■ WHAT THE TASK ASKS ■
Below are the records; reproduce all of them exactly but without any images.

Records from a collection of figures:
□ □ □ □ □

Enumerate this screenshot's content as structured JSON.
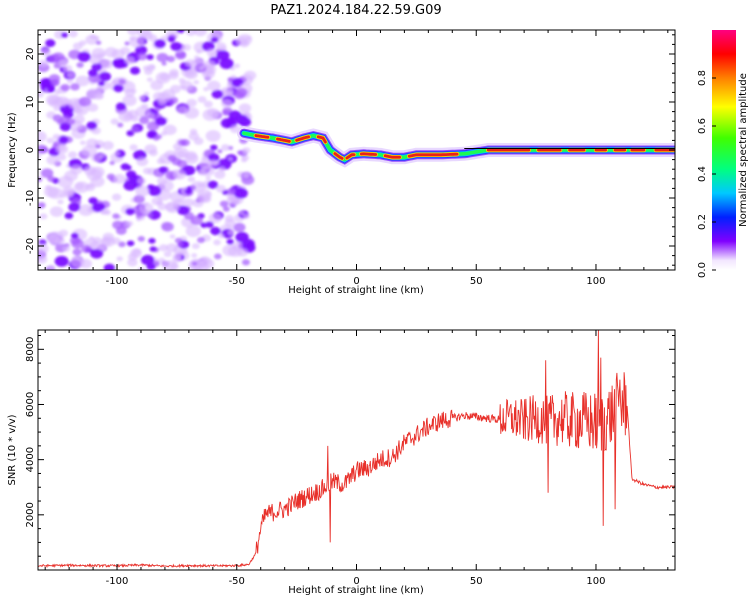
{
  "title": "PAZ1.2024.184.22.59.G09",
  "chart_data": [
    {
      "type": "heatmap",
      "xlabel": "Height of straight line (km)",
      "ylabel": "Frequency (Hz)",
      "xlim": [
        -133,
        133
      ],
      "ylim": [
        -25,
        25
      ],
      "xticks": [
        -100,
        -50,
        0,
        50,
        100
      ],
      "yticks": [
        -20,
        -10,
        0,
        10,
        20
      ],
      "colorbar": {
        "label": "Normalized spectral amplitude",
        "range": [
          0,
          1
        ],
        "ticks": [
          "0.0",
          "0.2",
          "0.4",
          "0.6",
          "0.8"
        ],
        "colormap": "gist_rainbow_r"
      },
      "ridge": {
        "x": [
          -47,
          -42,
          -35,
          -30,
          -27,
          -22,
          -18,
          -14,
          -11,
          -7,
          -5,
          -2,
          3,
          10,
          15,
          20,
          25,
          35,
          45,
          55,
          65,
          75,
          85,
          95,
          105,
          115,
          125,
          133
        ],
        "freq": [
          3.5,
          3.0,
          2.5,
          2.0,
          1.7,
          2.5,
          3.0,
          2.5,
          0.0,
          -1.5,
          -2.0,
          -1.0,
          -0.8,
          -1.0,
          -1.5,
          -1.5,
          -1.0,
          -1.0,
          -0.8,
          0.0,
          0.0,
          0.0,
          0.0,
          0.0,
          0.0,
          0.0,
          0.0,
          0.0
        ]
      },
      "noise_region_x": [
        -133,
        -47
      ]
    },
    {
      "type": "line",
      "xlabel": "Height of straight line (km)",
      "ylabel": "SNR (10 * v/v)",
      "xlim": [
        -133,
        133
      ],
      "ylim": [
        0,
        8700
      ],
      "xticks": [
        -100,
        -50,
        0,
        50,
        100
      ],
      "yticks": [
        2000,
        4000,
        6000,
        8000
      ],
      "color": "#e8302a",
      "series": [
        {
          "x": [
            -133,
            -120,
            -110,
            -100,
            -90,
            -80,
            -70,
            -60,
            -50,
            -45,
            -42,
            -40,
            -38,
            -35,
            -30,
            -25,
            -20,
            -15,
            -10,
            -5,
            0,
            5,
            10,
            15,
            20,
            25,
            30,
            35,
            40,
            45,
            50,
            55,
            60,
            65,
            70,
            75,
            80,
            85,
            90,
            95,
            100,
            105,
            110,
            113,
            115,
            120,
            125,
            133
          ],
          "values": [
            150,
            170,
            160,
            150,
            180,
            140,
            160,
            150,
            160,
            200,
            600,
            1500,
            2000,
            2100,
            2200,
            2500,
            2700,
            2900,
            3200,
            3100,
            3600,
            3700,
            4000,
            4100,
            4600,
            4900,
            5200,
            5400,
            5500,
            5600,
            5550,
            5500,
            5450,
            5500,
            5400,
            5500,
            5400,
            5500,
            5400,
            5400,
            5300,
            5500,
            6000,
            6000,
            3300,
            3100,
            3000,
            3000
          ]
        }
      ],
      "annotations_spikes": [
        {
          "x": -11,
          "value": 1000
        },
        {
          "x": -12,
          "value": 4500
        },
        {
          "x": 79,
          "value": 7600
        },
        {
          "x": 80,
          "value": 2800
        },
        {
          "x": 101,
          "value": 8700
        },
        {
          "x": 103,
          "value": 1600
        },
        {
          "x": 102,
          "value": 7700
        },
        {
          "x": 108,
          "value": 2200
        },
        {
          "x": 110,
          "value": 6900
        }
      ]
    }
  ]
}
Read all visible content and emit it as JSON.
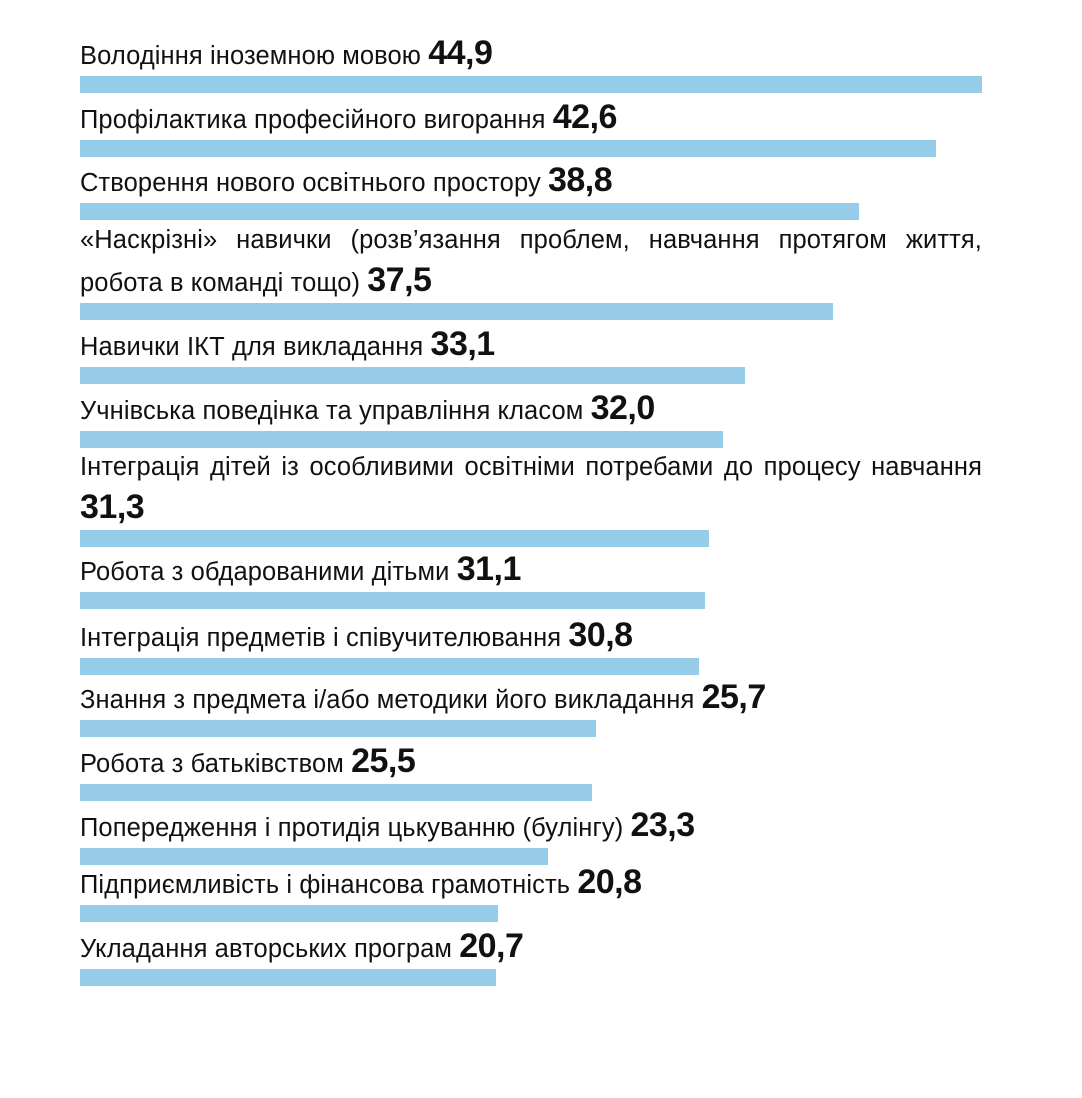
{
  "chart_data": {
    "type": "bar",
    "orientation": "horizontal",
    "categories": [
      "Володіння іноземною мовою",
      "Профілактика професійного вигорання",
      "Створення нового освітнього простору",
      "«Наскрізні» навички (розв’язання проблем, навчання протягом життя, робота в команді тощо)",
      "Навички ІКТ для викладання",
      "Учнівська поведінка та управління класом",
      "Інтеграція дітей із особливими освітніми потребами до процесу навчання",
      "Робота з обдарованими дітьми",
      "Інтеграція предметів і співучителювання",
      "Знання з предмета і/або методики його викладання",
      "Робота з батьківством",
      "Попередження і протидія цькуванню (булінгу)",
      "Підприємливість і фінансова грамотність",
      "Укладання авторських програм"
    ],
    "values": [
      44.9,
      42.6,
      38.8,
      37.5,
      33.1,
      32.0,
      31.3,
      31.1,
      30.8,
      25.7,
      25.5,
      23.3,
      20.8,
      20.7
    ],
    "value_labels": [
      "44,9",
      "42,6",
      "38,8",
      "37,5",
      "33,1",
      "32,0",
      "31,3",
      "31,1",
      "30,8",
      "25,7",
      "25,5",
      "23,3",
      "20,8",
      "20,7"
    ],
    "bar_color": "#97cce8",
    "grid": false,
    "legend": "none"
  }
}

□ □ □ □ □

■ SOLUTION BELOW ■
Enumerate this screenshot's content as structured JSON.
{
  "title": "PAZ1.2024.184.22.59.G09",
  "chart_data": [
    {
      "type": "heatmap",
      "xlabel": "Height of straight line (km)",
      "ylabel": "Frequency (Hz)",
      "xlim": [
        -133,
        133
      ],
      "ylim": [
        -25,
        25
      ],
      "xticks": [
        -100,
        -50,
        0,
        50,
        100
      ],
      "yticks": [
        -20,
        -10,
        0,
        10,
        20
      ],
      "colorbar": {
        "label": "Normalized spectral amplitude",
        "range": [
          0,
          1
        ],
        "ticks": [
          "0.0",
          "0.2",
          "0.4",
          "0.6",
          "0.8"
        ],
        "colormap": "gist_rainbow_r"
      },
      "ridge": {
        "x": [
          -47,
          -42,
          -35,
          -30,
          -27,
          -22,
          -18,
          -14,
          -11,
          -7,
          -5,
          -2,
          3,
          10,
          15,
          20,
          25,
          35,
          45,
          55,
          65,
          75,
          85,
          95,
          105,
          115,
          125,
          133
        ],
        "freq": [
          3.5,
          3.0,
          2.5,
          2.0,
          1.7,
          2.5,
          3.0,
          2.5,
          0.0,
          -1.5,
          -2.0,
          -1.0,
          -0.8,
          -1.0,
          -1.5,
          -1.5,
          -1.0,
          -1.0,
          -0.8,
          0.0,
          0.0,
          0.0,
          0.0,
          0.0,
          0.0,
          0.0,
          0.0,
          0.0
        ]
      },
      "noise_region_x": [
        -133,
        -47
      ]
    },
    {
      "type": "line",
      "xlabel": "Height of straight line (km)",
      "ylabel": "SNR (10 * v/v)",
      "xlim": [
        -133,
        133
      ],
      "ylim": [
        0,
        8700
      ],
      "xticks": [
        -100,
        -50,
        0,
        50,
        100
      ],
      "yticks": [
        2000,
        4000,
        6000,
        8000
      ],
      "color": "#e8302a",
      "series": [
        {
          "x": [
            -133,
            -120,
            -110,
            -100,
            -90,
            -80,
            -70,
            -60,
            -50,
            -45,
            -42,
            -40,
            -38,
            -35,
            -30,
            -25,
            -20,
            -15,
            -10,
            -5,
            0,
            5,
            10,
            15,
            20,
            25,
            30,
            35,
            40,
            45,
            50,
            55,
            60,
            65,
            70,
            75,
            80,
            85,
            90,
            95,
            100,
            105,
            110,
            113,
            115,
            120,
            125,
            133
          ],
          "values": [
            150,
            170,
            160,
            150,
            180,
            140,
            160,
            150,
            160,
            200,
            600,
            1500,
            2000,
            2100,
            2200,
            2500,
            2700,
            2900,
            3200,
            3100,
            3600,
            3700,
            4000,
            4100,
            4600,
            4900,
            5200,
            5400,
            5500,
            5600,
            5550,
            5500,
            5450,
            5500,
            5400,
            5500,
            5400,
            5500,
            5400,
            5400,
            5300,
            5500,
            6000,
            6000,
            3300,
            3100,
            3000,
            3000
          ]
        }
      ],
      "annotations_spikes": [
        {
          "x": -11,
          "value": 1000
        },
        {
          "x": -12,
          "value": 4500
        },
        {
          "x": 79,
          "value": 7600
        },
        {
          "x": 80,
          "value": 2800
        },
        {
          "x": 101,
          "value": 8700
        },
        {
          "x": 103,
          "value": 1600
        },
        {
          "x": 102,
          "value": 7700
        },
        {
          "x": 108,
          "value": 2200
        },
        {
          "x": 110,
          "value": 6900
        }
      ]
    }
  ]
}
Read all visible content and emit it as JSON.
{
  "chart_data": {
    "type": "bar",
    "orientation": "horizontal",
    "categories": [
      "Володіння іноземною мовою",
      "Профілактика професійного вигорання",
      "Створення нового освітнього простору",
      "«Наскрізні» навички (розв’язання проблем, навчання протягом життя, робота в команді тощо)",
      "Навички ІКТ для викладання",
      "Учнівська поведінка та управління класом",
      "Інтеграція дітей із особливими освітніми потребами до процесу навчання",
      "Робота з обдарованими дітьми",
      "Інтеграція предметів і співучителювання",
      "Знання з предмета і/або методики його викладання",
      "Робота з батьківством",
      "Попередження і протидія цькуванню (булінгу)",
      "Підприємливість і фінансова грамотність",
      "Укладання авторських програм"
    ],
    "values": [
      44.9,
      42.6,
      38.8,
      37.5,
      33.1,
      32.0,
      31.3,
      31.1,
      30.8,
      25.7,
      25.5,
      23.3,
      20.8,
      20.7
    ],
    "value_labels": [
      "44,9",
      "42,6",
      "38,8",
      "37,5",
      "33,1",
      "32,0",
      "31,3",
      "31,1",
      "30,8",
      "25,7",
      "25,5",
      "23,3",
      "20,8",
      "20,7"
    ],
    "bar_color": "#97cce8",
    "grid": false,
    "legend": "none"
  }
}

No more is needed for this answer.